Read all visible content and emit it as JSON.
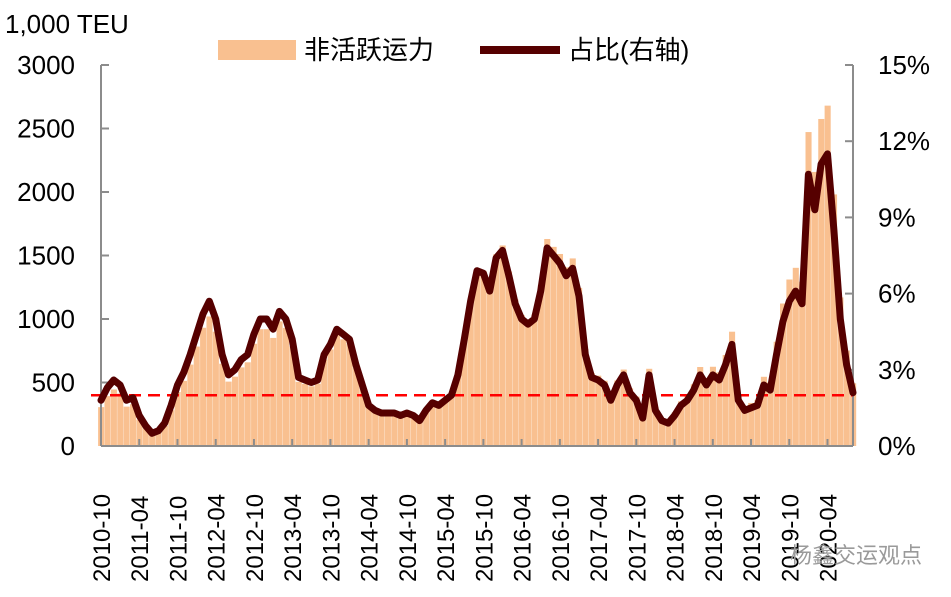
{
  "chart_data": {
    "type": "bar+line",
    "ylabel_left": "1,000 TEU",
    "ylim_left": [
      0,
      3000
    ],
    "yticks_left": [
      "0",
      "500",
      "1000",
      "1500",
      "2000",
      "2500",
      "3000"
    ],
    "ylim_right": [
      0,
      15
    ],
    "yticks_right": [
      "0%",
      "3%",
      "6%",
      "9%",
      "12%",
      "15%"
    ],
    "xtick_labels": [
      "2010-10",
      "2011-04",
      "2011-10",
      "2012-04",
      "2012-10",
      "2013-04",
      "2013-10",
      "2014-04",
      "2014-10",
      "2015-04",
      "2015-10",
      "2016-04",
      "2016-10",
      "2017-04",
      "2017-10",
      "2018-04",
      "2018-10",
      "2019-04",
      "2019-10",
      "2020-04"
    ],
    "grid": false,
    "legend_position": "top",
    "reference_line": {
      "axis": "right",
      "value": 2,
      "style": "dashed",
      "color": "#ff0000"
    },
    "x": [
      "2010-10",
      "2010-11",
      "2010-12",
      "2011-01",
      "2011-02",
      "2011-03",
      "2011-04",
      "2011-05",
      "2011-06",
      "2011-07",
      "2011-08",
      "2011-09",
      "2011-10",
      "2011-11",
      "2011-12",
      "2012-01",
      "2012-02",
      "2012-03",
      "2012-04",
      "2012-05",
      "2012-06",
      "2012-07",
      "2012-08",
      "2012-09",
      "2012-10",
      "2012-11",
      "2012-12",
      "2013-01",
      "2013-02",
      "2013-03",
      "2013-04",
      "2013-05",
      "2013-06",
      "2013-07",
      "2013-08",
      "2013-09",
      "2013-10",
      "2013-11",
      "2013-12",
      "2014-01",
      "2014-02",
      "2014-03",
      "2014-04",
      "2014-05",
      "2014-06",
      "2014-07",
      "2014-08",
      "2014-09",
      "2014-10",
      "2014-11",
      "2014-12",
      "2015-01",
      "2015-02",
      "2015-03",
      "2015-04",
      "2015-05",
      "2015-06",
      "2015-07",
      "2015-08",
      "2015-09",
      "2015-10",
      "2015-11",
      "2015-12",
      "2016-01",
      "2016-02",
      "2016-03",
      "2016-04",
      "2016-05",
      "2016-06",
      "2016-07",
      "2016-08",
      "2016-09",
      "2016-10",
      "2016-11",
      "2016-12",
      "2017-01",
      "2017-02",
      "2017-03",
      "2017-04",
      "2017-05",
      "2017-06",
      "2017-07",
      "2017-08",
      "2017-09",
      "2017-10",
      "2017-11",
      "2017-12",
      "2018-01",
      "2018-02",
      "2018-03",
      "2018-04",
      "2018-05",
      "2018-06",
      "2018-07",
      "2018-08",
      "2018-09",
      "2018-10",
      "2018-11",
      "2018-12",
      "2019-01",
      "2019-02",
      "2019-03",
      "2019-04",
      "2019-05",
      "2019-06",
      "2019-07",
      "2019-08",
      "2019-09",
      "2019-10",
      "2019-11",
      "2019-12",
      "2020-01",
      "2020-02",
      "2020-03",
      "2020-04",
      "2020-05",
      "2020-06",
      "2020-07",
      "2020-08"
    ],
    "series": [
      {
        "name": "非活跃运力",
        "kind": "bar",
        "axis": "left",
        "color": "#f9c090",
        "values": [
          306,
          393,
          445,
          413,
          310,
          329,
          208,
          139,
          87,
          105,
          158,
          282,
          425,
          513,
          641,
          783,
          931,
          1020,
          900,
          648,
          507,
          546,
          619,
          659,
          805,
          920,
          920,
          851,
          981,
          930,
          785,
          505,
          489,
          470,
          491,
          680,
          760,
          874,
          840,
          802,
          614,
          463,
          309,
          272,
          252,
          254,
          254,
          235,
          255,
          236,
          198,
          277,
          338,
          318,
          360,
          400,
          563,
          844,
          1151,
          1394,
          1380,
          1244,
          1510,
          1579,
          1374,
          1154,
          1030,
          994,
          1035,
          1269,
          1630,
          1568,
          1512,
          1407,
          1477,
          1245,
          763,
          572,
          554,
          514,
          385,
          516,
          602,
          454,
          389,
          239,
          608,
          305,
          219,
          197,
          264,
          352,
          398,
          486,
          622,
          533,
          624,
          580,
          717,
          900,
          405,
          316,
          339,
          363,
          545,
          502,
          821,
          1122,
          1311,
          1403,
          1294,
          2472,
          2158,
          2575,
          2680,
          1981,
          1170,
          752,
          494
        ]
      },
      {
        "name": "占比(右轴)",
        "kind": "line",
        "axis": "right",
        "color": "#560000",
        "values": [
          1.8,
          2.3,
          2.6,
          2.4,
          1.8,
          1.9,
          1.2,
          0.8,
          0.5,
          0.6,
          0.9,
          1.6,
          2.4,
          2.9,
          3.6,
          4.4,
          5.2,
          5.7,
          5.0,
          3.6,
          2.8,
          3.0,
          3.4,
          3.6,
          4.4,
          5.0,
          5.0,
          4.6,
          5.3,
          5.0,
          4.2,
          2.7,
          2.6,
          2.5,
          2.6,
          3.6,
          4.0,
          4.6,
          4.4,
          4.2,
          3.2,
          2.4,
          1.6,
          1.4,
          1.3,
          1.3,
          1.3,
          1.2,
          1.3,
          1.2,
          1.0,
          1.4,
          1.7,
          1.6,
          1.8,
          2.0,
          2.8,
          4.2,
          5.7,
          6.9,
          6.8,
          6.1,
          7.4,
          7.7,
          6.7,
          5.6,
          5.0,
          4.8,
          5.0,
          6.1,
          7.8,
          7.5,
          7.2,
          6.7,
          7.0,
          5.9,
          3.6,
          2.7,
          2.6,
          2.4,
          1.8,
          2.4,
          2.8,
          2.1,
          1.8,
          1.1,
          2.8,
          1.4,
          1.0,
          0.9,
          1.2,
          1.6,
          1.8,
          2.2,
          2.8,
          2.4,
          2.8,
          2.6,
          3.2,
          4.0,
          1.8,
          1.4,
          1.5,
          1.6,
          2.4,
          2.2,
          3.6,
          4.9,
          5.7,
          6.1,
          5.6,
          10.7,
          9.3,
          11.1,
          11.5,
          8.5,
          5.0,
          3.2,
          2.1
        ]
      }
    ]
  },
  "watermark": "杨鑫交运观点"
}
☆ ☆ ☆ ☆ ☆
__REQUIREMENTS__
Work out the count of lines containing the word "color", then write only that count.

__COMPLETE ANSWER__
3